Task statement:
Which lines have the string "this"? Copy all of them from the entries below.

## start Dataset records

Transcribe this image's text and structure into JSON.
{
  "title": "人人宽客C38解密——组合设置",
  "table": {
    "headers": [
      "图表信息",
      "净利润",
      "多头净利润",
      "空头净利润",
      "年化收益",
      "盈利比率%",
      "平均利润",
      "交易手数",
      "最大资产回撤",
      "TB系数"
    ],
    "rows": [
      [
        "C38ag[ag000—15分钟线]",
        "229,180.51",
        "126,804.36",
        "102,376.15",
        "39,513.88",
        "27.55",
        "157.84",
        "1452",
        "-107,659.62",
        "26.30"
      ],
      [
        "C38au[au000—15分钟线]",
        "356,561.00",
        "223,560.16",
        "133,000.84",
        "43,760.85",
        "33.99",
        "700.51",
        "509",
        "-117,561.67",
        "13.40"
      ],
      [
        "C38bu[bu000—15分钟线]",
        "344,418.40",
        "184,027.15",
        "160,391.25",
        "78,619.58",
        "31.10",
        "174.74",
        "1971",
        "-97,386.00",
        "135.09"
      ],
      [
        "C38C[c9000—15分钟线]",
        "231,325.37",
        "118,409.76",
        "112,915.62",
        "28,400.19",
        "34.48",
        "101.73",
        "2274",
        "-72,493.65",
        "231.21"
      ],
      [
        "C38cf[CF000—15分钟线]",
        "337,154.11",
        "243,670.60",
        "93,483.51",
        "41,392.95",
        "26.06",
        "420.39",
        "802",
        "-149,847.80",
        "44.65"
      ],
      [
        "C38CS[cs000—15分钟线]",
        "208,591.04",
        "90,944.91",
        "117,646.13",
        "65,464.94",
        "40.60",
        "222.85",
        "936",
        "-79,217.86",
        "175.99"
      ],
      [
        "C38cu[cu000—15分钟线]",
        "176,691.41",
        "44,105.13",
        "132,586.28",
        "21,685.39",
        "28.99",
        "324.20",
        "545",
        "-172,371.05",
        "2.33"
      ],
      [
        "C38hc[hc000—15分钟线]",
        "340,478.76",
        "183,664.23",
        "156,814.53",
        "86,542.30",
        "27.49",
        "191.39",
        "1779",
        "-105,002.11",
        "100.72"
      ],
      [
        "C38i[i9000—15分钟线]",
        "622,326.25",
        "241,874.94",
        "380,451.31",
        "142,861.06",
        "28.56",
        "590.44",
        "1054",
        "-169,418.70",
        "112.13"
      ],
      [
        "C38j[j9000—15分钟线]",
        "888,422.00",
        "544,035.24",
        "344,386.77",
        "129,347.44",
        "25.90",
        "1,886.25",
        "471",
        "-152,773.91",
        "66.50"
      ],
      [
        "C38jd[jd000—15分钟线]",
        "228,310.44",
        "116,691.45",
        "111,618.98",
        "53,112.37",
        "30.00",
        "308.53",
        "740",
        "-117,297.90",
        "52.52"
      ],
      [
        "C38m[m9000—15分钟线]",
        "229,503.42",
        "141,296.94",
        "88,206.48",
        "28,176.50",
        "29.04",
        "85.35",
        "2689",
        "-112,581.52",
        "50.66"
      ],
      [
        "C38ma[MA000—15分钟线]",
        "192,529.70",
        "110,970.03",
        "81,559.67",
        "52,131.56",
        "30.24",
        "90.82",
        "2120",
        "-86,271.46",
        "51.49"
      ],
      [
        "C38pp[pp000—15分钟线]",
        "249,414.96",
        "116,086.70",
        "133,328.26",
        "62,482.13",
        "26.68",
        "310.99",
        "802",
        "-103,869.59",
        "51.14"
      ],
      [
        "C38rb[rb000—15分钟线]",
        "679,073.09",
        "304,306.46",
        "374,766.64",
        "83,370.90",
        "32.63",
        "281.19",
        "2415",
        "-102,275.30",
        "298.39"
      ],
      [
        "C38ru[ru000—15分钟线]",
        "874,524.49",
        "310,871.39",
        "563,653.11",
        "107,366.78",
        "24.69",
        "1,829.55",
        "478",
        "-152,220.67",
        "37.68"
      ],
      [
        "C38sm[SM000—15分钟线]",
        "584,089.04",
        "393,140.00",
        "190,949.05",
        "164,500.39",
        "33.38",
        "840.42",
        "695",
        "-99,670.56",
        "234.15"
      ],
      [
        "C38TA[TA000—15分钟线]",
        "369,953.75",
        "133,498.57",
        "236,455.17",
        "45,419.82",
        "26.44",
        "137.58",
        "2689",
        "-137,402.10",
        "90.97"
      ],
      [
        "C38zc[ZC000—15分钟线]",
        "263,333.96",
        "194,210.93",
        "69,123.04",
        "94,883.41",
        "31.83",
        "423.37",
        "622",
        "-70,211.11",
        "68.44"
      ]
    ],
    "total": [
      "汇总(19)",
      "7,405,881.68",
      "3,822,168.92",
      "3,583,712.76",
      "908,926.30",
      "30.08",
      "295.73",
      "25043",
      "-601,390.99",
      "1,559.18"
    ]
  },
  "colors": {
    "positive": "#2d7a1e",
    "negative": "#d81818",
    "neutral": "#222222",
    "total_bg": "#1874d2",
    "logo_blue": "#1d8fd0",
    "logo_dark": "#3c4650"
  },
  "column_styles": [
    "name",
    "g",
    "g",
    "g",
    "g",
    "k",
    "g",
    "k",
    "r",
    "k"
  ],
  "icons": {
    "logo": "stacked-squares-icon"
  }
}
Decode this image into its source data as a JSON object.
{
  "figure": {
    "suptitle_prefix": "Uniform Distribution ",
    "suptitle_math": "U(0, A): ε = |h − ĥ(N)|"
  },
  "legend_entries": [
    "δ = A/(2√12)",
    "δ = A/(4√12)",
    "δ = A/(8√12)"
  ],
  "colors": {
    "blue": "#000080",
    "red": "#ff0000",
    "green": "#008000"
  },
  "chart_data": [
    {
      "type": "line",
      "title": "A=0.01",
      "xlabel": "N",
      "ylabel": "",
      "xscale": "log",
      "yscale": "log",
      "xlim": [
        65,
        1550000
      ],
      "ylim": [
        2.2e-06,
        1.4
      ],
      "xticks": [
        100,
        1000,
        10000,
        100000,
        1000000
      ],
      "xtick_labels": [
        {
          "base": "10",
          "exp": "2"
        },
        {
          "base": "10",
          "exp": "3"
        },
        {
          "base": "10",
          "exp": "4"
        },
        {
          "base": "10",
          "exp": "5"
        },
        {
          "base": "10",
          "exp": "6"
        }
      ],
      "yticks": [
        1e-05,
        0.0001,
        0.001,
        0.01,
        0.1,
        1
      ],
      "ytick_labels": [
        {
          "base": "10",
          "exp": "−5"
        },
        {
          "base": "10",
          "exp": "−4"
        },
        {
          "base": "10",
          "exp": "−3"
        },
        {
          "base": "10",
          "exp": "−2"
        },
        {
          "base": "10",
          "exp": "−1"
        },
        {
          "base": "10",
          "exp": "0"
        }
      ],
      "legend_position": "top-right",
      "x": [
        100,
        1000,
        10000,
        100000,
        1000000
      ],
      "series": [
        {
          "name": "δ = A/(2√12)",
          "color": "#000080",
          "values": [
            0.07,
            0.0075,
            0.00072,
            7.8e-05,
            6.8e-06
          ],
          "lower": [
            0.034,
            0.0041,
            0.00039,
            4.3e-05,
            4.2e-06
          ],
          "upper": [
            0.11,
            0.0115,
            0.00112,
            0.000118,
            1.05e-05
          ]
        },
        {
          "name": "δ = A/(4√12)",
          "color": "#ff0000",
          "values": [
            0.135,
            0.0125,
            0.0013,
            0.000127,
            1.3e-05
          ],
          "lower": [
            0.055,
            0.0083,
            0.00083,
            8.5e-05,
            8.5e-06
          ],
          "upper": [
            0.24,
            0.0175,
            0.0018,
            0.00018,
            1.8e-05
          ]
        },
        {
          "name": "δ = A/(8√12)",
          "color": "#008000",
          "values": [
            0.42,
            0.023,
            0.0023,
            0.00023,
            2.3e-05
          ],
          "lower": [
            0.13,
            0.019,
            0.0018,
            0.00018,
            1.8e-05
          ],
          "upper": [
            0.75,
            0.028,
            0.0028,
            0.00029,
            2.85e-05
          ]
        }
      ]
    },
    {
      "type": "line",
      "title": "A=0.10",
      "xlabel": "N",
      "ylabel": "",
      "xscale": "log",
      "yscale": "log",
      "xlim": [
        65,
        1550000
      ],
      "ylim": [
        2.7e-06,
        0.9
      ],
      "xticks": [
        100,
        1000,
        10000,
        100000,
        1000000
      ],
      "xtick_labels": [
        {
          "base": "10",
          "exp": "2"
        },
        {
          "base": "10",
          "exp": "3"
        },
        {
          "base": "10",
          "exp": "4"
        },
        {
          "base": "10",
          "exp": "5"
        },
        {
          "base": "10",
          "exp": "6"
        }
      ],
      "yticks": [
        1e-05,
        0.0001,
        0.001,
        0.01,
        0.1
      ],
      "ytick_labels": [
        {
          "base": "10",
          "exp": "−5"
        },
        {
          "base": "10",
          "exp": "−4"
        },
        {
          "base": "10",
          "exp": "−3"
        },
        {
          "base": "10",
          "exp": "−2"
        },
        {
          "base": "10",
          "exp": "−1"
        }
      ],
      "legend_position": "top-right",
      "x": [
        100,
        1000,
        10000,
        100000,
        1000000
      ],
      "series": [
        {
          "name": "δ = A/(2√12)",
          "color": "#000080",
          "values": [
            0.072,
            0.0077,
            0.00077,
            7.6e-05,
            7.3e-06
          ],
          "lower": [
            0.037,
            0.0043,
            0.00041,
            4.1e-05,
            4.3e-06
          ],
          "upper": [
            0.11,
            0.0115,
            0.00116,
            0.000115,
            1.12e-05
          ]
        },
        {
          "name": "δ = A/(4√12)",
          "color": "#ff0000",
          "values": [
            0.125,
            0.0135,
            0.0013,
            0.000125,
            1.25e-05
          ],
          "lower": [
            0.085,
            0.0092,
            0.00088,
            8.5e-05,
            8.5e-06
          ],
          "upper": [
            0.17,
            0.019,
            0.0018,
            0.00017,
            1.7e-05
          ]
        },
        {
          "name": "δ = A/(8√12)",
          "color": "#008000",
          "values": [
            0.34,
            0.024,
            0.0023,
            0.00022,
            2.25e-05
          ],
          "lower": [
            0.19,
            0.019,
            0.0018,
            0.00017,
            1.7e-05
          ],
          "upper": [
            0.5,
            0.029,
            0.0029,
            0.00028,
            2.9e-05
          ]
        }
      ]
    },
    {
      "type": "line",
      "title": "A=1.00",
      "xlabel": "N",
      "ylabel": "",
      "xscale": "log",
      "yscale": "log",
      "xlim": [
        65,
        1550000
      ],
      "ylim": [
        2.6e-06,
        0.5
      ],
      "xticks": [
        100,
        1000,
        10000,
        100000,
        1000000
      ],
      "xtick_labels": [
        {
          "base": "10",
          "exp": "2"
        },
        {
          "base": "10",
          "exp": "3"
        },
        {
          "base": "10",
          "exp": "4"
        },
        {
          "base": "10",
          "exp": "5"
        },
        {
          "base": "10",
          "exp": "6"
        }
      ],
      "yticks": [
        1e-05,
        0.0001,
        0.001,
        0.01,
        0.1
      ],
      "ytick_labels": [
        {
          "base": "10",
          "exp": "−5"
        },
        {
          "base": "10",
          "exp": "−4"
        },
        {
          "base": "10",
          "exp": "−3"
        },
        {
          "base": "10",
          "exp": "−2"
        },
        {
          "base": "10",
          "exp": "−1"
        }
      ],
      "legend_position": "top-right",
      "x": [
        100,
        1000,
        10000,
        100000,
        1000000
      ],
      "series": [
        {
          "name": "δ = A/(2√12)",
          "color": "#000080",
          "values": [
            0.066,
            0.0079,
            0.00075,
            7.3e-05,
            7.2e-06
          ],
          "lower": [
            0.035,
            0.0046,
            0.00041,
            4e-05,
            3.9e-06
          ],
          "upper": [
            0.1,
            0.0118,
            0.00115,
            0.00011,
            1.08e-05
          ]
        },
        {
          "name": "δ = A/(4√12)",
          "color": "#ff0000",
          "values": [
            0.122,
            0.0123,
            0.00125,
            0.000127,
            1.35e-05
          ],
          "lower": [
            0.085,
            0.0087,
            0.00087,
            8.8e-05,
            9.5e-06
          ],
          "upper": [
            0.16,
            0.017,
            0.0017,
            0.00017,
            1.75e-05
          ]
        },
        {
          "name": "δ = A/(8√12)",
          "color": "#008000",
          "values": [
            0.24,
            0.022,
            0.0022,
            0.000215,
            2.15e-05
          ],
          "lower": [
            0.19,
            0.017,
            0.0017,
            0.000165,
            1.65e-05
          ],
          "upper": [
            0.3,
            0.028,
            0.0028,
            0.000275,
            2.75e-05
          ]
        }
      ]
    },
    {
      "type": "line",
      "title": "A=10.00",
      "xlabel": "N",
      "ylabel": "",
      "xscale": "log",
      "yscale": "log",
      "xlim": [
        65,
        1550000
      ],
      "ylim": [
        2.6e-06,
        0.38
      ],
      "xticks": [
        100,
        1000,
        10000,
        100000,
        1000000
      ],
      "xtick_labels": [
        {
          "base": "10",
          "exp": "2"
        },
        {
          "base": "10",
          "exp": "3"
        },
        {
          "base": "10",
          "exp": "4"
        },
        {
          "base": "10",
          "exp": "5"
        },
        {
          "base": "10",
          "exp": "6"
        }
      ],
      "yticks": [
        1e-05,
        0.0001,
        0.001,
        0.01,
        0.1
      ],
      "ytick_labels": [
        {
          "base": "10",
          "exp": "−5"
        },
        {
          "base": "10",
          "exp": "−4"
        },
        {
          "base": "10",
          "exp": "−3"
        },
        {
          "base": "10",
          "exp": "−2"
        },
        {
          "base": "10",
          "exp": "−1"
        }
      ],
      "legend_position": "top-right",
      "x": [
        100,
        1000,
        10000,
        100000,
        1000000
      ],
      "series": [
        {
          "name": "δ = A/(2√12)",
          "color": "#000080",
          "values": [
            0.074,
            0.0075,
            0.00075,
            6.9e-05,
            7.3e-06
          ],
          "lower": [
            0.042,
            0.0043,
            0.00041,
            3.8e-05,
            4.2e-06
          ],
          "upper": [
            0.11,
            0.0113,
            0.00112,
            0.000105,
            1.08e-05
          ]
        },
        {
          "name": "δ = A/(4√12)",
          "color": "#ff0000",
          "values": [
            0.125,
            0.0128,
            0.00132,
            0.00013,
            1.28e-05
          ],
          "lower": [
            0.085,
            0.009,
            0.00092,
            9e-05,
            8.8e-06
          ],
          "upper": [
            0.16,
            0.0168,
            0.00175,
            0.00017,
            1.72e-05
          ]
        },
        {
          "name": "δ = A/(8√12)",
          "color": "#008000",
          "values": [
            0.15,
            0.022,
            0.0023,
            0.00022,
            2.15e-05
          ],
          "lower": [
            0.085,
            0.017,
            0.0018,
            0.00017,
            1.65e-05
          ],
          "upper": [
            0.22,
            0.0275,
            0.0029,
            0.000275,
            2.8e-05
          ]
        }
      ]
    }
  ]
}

## end Dataset records

Right answer:
Transcribe this image's text and structure into JSON.
Decode this image into its source data as a JSON object.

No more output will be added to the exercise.